Decía que Gipali es un tenor honrado porque hay que reconocer que no canta mal. Al contrario, su fraseo es verdiano, la emisión es regular. Sin derroches de ningún tipo, pero puede salvar la papeleta. El problema es que le viene grande una sala como la de la Staatsoper, no sólo por una cuestión de mero volumen, sino por empaque, presencia. La orquesta, nada mimada su sonoridad por Welser-Möst, le sepultó en más de una ocasión. Recuerdo haber escuchado este mismo año a Gipali como Foresto, en el Attila romano dirigido por Muti. De ese cometido salió mucho más airoso, sin duda por el menor compromiso de su parte en aquella ocasión. Una lástima, pues, no haber podido contar con Alagna en Viena, que hubiera sido, cabe suponer, un Don Carlo a la altura de las circunstancias.

En el resto del reparto sobresalía un rotundo Pape, cada vez más comprometido y sólido en su interpretación de Felipe II. Hace casi un año pude escucharle el mismo rol en Berlín y la sensación es de evolución, de consolidación del fraseo y de búsqueda de más matices. Vocalmente está en un momento espléndido, con una emisión desahogada y contundente. Un lujo de Felipe, vocal y dramáticamente.

Redondeaba el trío de protagonistas masculinos el impecable Posa de S. Keenlyside. Es increíble el momento tan sólido que atraviesa como cantante. Qué forma de decir el texto y de llenar el escenario con sus gestos. La voz no es verdiana, pero es amplia, homogénea y compensa cualquier carencia al respecto con un canto espléndido, atentísimo al texto y matizado. El rol de Posa es muy exigente, pues canta casi en cada escena y remata su actuación con una larga escena que incluye dos exigentes arias. Keenlyside salió airoso de la prueba, sin atisbo alguno de fatiga y dejando cotas altísimas de canto en su intervención ante la reina y en su duo con Felipe II. Bravísimo Posa.

Stoyanova encarnaba en este caso el papel de Elisabetta y sólo puede calificarse su labor como excepcional. No es una voz con tintes dramáticos, es más, quizá se antoje algo ligera para un papel que han cantado líricas con mucho más peso, como Freni, o ya en nuestros días, Harteros, Radvanosvsky o Arteta. Pero Stoyanova aborda el papel desde un punto de vista tan consistente, tan detallista, con una facilidad casi innata para las medias voces y los sonidos flotantes, que no se echa de menos una voz con más cuerpo. Su escena final, antes del duo con Don Carlo, cosechó entusiastas aplausos en la sala. Una Elisabetta espléndida, sin duda.

::::

#### [Tareas pendientes]
• A. Según la reseña del Don Carlo, ¿en qué ciudad se había escuchado a Pape en el mismo rol hace casi un año?
• B. Copia literalmente el pasaje de la reseña del Don Carlo que arranca en "Decía que Gipali" y acaba en "de las circunstancias.".
El listado no interviene en este ejercicio.

#### [Entradas del conjunto de datos]
::::

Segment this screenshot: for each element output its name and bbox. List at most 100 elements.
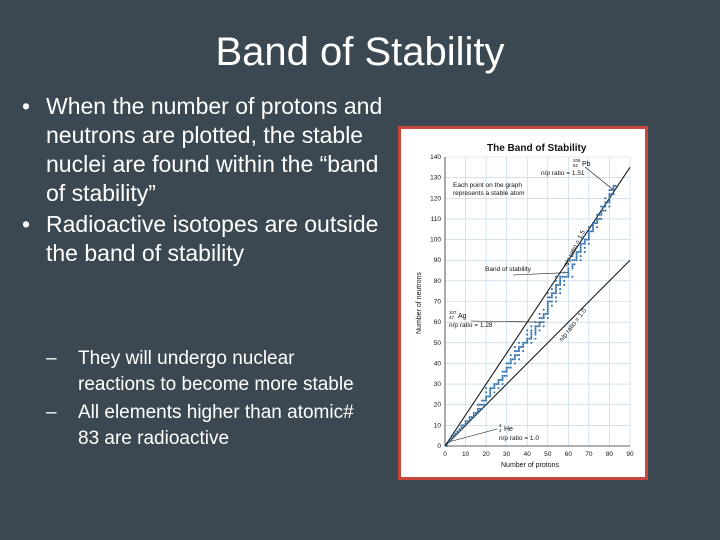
- bullet-item: Radioactive isotopes are outside the ban…: [18, 210, 388, 268]
- points-note-line: Each point on the graph: [453, 182, 522, 189]
- stable-point: [571, 259, 574, 262]
- stable-point: [526, 341, 529, 344]
- x-tick-label: 30: [503, 451, 511, 458]
- stable-point: [483, 399, 485, 402]
- slide-title: Band of Stability: [215, 30, 505, 74]
- x-tick-label: 50: [544, 451, 552, 458]
- stable-point: [598, 213, 601, 216]
- stable-point: [497, 379, 500, 381]
- stable-point: [530, 325, 533, 328]
- stable-point: [583, 238, 586, 241]
- stable-point: [594, 222, 596, 224]
- stable-point: [544, 312, 547, 315]
- stable-point: [571, 267, 574, 270]
- band-of-stability-chart: 0 10 20 30 40 50 60 70 80 90 0 10 20 30 40 50 60 70 80 90 10…: [416, 143, 634, 469]
- stable-point: [499, 379, 502, 381]
- stable-point: [575, 253, 578, 255]
- stable-point: [540, 321, 543, 324]
- ag-pointer: [470, 320, 542, 323]
- stable-point: [555, 296, 557, 299]
- stable-point: [485, 403, 488, 406]
- stable-point: [604, 203, 607, 206]
- stable-point: [608, 195, 611, 198]
- stable-point: [559, 279, 562, 282]
- stable-point: [542, 315, 545, 317]
- chart-grid: [444, 156, 631, 447]
- stable-point: [507, 362, 510, 365]
- stable-point: [546, 302, 549, 305]
- chart-axes: 0 10 20 30 40 50 60 70 80 90 0 10 20 30 40 50 60 70 80 90 10…: [430, 154, 634, 458]
- ag-ratio: n/p ratio = 1.28: [449, 322, 493, 329]
- stable-point: [460, 428, 463, 431]
- y-tick-label: 20: [434, 402, 442, 409]
- stable-point: [458, 430, 461, 433]
- stable-point: [546, 292, 549, 295]
- stable-point: [530, 333, 533, 336]
- stable-point: [464, 420, 467, 423]
- stable-point: [526, 337, 529, 340]
- stable-point: [600, 213, 603, 216]
- stable-point: [546, 304, 549, 307]
- x-tick-label: 20: [482, 451, 490, 458]
- stable-point: [579, 242, 582, 245]
- he-pointer: [449, 428, 498, 443]
- stable-point: [489, 395, 492, 398]
- stable-point: [485, 387, 488, 390]
- stable-point: [596, 226, 599, 229]
- stable-point: [604, 201, 607, 204]
- stable-point: [528, 337, 531, 340]
- stable-point: [581, 242, 584, 245]
- stable-point: [555, 275, 557, 278]
- y-tick-label: 60: [434, 319, 442, 326]
- stable-point: [534, 337, 537, 340]
- stable-point: [487, 395, 490, 398]
- stable-point: [509, 362, 512, 365]
- ratio-1-5-label: n/p ratio = 1.5: [563, 229, 588, 268]
- stable-point: [587, 238, 590, 241]
- stable-point: [550, 300, 553, 303]
- ag-atomic: 47: [449, 315, 455, 320]
- stable-point: [559, 288, 562, 291]
- stable-point: [509, 366, 512, 369]
- stable-point: [567, 271, 570, 274]
- sub-bullet-list: They will undergo nuclear reactions to b…: [46, 346, 376, 454]
- stable-point: [585, 238, 588, 241]
- stable-point: [567, 269, 570, 272]
- stable-point: [604, 205, 607, 208]
- stable-point: [505, 374, 508, 377]
- y-tick-label: 90: [434, 257, 442, 264]
- stable-point: [567, 263, 570, 266]
- y-tick-label: 110: [431, 216, 442, 223]
- stable-point: [612, 189, 615, 191]
- he-symbol: He: [504, 426, 513, 433]
- stable-point: [546, 296, 549, 299]
- stable-point: [538, 312, 541, 315]
- stable-point: [513, 362, 516, 365]
- y-tick-label: 40: [434, 360, 442, 367]
- stable-point: [555, 286, 557, 288]
- stable-point: [579, 259, 582, 262]
- stable-point: [520, 346, 522, 348]
- stable-point: [493, 387, 496, 390]
- stable-point: [530, 331, 533, 334]
- stable-point: [524, 341, 527, 344]
- stable-point: [542, 308, 545, 311]
- x-tick-label: 40: [524, 451, 532, 458]
- stable-point: [559, 292, 562, 295]
- stable-point: [546, 312, 549, 315]
- stable-point: [614, 185, 617, 187]
- stable-point: [503, 370, 506, 373]
- stable-point: [458, 428, 461, 431]
- band-of-stability-label: Band of stability: [485, 266, 532, 273]
- stable-point: [596, 222, 599, 224]
- he-annotation: 4 2 He n/p ratio = 1.0: [499, 423, 539, 442]
- stable-point: [575, 251, 578, 253]
- stable-point: [501, 379, 504, 381]
- stable-point: [476, 410, 479, 412]
- stable-point: [561, 275, 564, 278]
- stable-point: [513, 350, 516, 352]
- stable-point: [550, 304, 553, 307]
- stable-point: [536, 325, 539, 328]
- stable-point: [583, 242, 586, 245]
- stable-point: [526, 333, 529, 336]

::::

#### [Soluciones del ejercicio]
• A. En Berlín.

• B.
Decía que Gipali es un tenor honrado porque hay que reconocer que no canta mal. Al contrario, su fraseo es verdiano, la emisión es regular. Sin derroches de ningún tipo, pero puede salvar la papeleta. El problema es que le viene grande una sala como la de la Staatsoper, no sólo por una cuestión de mero volumen, sino por empaque, presencia. La orquesta, nada mimada su sonoridad por Welser-Möst, le sepultó en más de una ocasión. Recuerdo haber escuchado este mismo año a Gipali como Foresto, en el Attila romano dirigido por Muti. De ese cometido salió mucho más airoso, sin duda por el menor compromiso de su parte en aquella ocasión. Una lástima, pues, no haber podido contar con Alagna en Viena, que hubiera sido, cabe suponer, un Don Carlo a la altura de las circunstancias.